Exercise task: The records below are split into lines. How many of those lines contain the string "text"? Reply with the number only.

= = = =

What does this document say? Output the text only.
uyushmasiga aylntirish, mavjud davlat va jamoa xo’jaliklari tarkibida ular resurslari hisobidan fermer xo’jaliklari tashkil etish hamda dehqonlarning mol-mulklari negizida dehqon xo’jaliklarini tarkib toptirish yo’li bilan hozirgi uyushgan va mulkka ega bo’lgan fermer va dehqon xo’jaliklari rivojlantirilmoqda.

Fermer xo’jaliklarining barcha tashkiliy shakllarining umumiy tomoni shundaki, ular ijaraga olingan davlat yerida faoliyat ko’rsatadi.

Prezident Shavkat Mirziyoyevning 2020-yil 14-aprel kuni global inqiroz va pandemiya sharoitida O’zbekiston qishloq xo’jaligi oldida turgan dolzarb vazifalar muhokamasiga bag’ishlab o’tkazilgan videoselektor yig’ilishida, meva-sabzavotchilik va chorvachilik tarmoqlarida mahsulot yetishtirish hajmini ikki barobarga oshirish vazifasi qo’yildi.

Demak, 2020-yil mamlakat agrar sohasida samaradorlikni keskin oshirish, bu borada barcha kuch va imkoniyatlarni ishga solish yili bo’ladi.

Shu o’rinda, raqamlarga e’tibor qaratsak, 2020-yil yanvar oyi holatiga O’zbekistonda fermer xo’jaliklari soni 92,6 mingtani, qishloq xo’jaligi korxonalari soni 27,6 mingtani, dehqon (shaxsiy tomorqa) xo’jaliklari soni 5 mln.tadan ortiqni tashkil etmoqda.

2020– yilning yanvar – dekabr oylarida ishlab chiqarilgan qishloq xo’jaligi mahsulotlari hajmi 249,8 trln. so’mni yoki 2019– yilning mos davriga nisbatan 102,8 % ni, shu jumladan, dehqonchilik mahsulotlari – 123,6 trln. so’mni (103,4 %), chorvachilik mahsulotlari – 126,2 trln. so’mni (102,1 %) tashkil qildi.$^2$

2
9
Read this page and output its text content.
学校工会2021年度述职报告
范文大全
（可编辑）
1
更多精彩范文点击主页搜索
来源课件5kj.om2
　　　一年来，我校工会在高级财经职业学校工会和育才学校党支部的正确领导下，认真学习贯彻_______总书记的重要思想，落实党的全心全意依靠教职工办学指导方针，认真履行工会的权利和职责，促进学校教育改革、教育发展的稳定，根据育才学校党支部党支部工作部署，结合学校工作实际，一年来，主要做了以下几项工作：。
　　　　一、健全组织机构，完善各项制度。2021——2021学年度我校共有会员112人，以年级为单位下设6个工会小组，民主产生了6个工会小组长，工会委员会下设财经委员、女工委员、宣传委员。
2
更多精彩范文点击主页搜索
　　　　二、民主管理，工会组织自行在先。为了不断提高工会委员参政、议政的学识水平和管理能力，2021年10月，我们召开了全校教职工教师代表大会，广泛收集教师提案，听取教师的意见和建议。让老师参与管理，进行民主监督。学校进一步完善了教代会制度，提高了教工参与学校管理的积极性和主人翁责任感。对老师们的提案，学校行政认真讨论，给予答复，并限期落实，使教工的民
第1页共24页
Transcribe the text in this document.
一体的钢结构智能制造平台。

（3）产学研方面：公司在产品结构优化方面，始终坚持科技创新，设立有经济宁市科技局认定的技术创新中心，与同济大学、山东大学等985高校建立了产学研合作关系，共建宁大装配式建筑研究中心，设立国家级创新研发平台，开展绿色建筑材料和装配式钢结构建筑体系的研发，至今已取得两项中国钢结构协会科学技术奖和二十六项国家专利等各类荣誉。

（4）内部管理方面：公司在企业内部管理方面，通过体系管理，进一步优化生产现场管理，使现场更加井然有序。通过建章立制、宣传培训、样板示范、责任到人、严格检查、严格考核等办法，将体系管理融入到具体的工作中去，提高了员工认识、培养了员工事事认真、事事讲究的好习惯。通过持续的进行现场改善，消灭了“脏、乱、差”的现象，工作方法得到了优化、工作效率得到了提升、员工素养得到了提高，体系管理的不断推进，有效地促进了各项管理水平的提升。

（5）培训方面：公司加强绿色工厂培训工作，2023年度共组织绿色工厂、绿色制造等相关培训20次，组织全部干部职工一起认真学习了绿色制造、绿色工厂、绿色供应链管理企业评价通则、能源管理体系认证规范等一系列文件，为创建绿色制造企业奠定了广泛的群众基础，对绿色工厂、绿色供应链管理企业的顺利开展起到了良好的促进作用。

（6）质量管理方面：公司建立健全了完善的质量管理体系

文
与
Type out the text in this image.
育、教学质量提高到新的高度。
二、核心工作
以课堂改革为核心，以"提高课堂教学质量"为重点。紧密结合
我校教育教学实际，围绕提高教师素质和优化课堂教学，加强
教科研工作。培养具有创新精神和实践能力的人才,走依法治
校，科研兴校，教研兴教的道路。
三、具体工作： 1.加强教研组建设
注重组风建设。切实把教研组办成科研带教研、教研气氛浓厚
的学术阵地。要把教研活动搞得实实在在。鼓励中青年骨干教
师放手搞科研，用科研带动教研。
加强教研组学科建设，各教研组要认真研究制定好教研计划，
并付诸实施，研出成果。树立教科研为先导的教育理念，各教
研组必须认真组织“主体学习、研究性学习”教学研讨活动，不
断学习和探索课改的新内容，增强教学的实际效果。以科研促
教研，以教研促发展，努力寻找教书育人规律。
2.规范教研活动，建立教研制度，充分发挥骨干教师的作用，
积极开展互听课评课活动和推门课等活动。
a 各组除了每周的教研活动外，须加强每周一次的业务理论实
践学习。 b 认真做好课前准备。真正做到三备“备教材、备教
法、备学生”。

= = = =

Written response: 4